=== INPUT DATA ===

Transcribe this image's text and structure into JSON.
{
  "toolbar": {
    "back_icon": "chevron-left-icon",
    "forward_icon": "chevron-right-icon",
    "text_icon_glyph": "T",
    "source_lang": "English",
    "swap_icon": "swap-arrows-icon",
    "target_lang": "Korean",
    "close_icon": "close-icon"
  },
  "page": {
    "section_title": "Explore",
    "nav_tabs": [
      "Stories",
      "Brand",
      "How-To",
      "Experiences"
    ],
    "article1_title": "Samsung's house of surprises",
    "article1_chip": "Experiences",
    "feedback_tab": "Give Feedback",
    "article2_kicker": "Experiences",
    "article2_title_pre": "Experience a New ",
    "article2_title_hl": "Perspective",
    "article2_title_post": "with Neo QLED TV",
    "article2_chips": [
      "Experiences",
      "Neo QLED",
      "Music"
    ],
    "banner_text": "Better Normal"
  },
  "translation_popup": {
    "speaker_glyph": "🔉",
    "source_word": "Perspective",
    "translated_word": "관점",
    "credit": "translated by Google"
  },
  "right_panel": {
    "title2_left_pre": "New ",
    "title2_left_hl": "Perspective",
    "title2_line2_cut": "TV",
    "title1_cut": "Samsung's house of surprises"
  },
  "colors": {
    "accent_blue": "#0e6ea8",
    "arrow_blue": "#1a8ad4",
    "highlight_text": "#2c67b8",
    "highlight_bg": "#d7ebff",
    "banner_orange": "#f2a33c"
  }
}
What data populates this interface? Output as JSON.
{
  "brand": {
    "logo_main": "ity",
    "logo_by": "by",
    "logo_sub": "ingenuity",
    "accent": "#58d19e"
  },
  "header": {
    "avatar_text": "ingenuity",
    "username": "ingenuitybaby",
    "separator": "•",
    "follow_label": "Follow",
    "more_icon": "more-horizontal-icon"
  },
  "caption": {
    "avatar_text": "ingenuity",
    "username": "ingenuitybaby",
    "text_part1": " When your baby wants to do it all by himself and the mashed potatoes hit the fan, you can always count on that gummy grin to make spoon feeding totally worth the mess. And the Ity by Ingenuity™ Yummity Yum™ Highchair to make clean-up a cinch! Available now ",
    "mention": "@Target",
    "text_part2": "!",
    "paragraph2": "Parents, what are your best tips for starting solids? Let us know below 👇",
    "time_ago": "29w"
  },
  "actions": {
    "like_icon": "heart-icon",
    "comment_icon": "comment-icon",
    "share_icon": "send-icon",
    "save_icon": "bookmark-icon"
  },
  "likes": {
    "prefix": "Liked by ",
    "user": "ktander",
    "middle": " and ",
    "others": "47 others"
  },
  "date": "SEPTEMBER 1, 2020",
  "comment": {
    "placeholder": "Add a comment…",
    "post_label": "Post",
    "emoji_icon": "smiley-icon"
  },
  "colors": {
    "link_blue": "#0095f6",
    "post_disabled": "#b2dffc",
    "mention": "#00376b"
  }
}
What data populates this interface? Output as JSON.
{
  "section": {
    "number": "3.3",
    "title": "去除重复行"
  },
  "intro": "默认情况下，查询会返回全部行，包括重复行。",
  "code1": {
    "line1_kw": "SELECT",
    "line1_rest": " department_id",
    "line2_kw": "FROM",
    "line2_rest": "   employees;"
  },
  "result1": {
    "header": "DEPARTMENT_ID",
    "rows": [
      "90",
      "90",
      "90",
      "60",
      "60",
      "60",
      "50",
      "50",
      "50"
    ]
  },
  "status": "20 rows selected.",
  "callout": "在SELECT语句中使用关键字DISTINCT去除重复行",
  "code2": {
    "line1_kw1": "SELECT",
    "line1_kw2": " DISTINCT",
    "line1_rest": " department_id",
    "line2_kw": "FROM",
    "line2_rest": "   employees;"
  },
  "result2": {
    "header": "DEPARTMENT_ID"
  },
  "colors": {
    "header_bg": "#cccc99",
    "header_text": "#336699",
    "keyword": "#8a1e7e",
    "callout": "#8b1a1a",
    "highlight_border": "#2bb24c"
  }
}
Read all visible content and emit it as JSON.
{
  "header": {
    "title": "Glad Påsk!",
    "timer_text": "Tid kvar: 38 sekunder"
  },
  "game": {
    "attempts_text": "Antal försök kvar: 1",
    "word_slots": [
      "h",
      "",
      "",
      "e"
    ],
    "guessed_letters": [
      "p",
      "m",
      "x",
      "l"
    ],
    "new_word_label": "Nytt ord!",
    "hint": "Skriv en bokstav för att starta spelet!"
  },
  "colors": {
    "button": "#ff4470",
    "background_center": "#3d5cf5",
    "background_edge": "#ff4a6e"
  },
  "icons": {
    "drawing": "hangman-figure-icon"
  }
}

===

§ WHAT TO PRODUCE
Of all the lines above, how many contain "surprises"? Give the number and nothing more.

§ ANSWER BELOW
2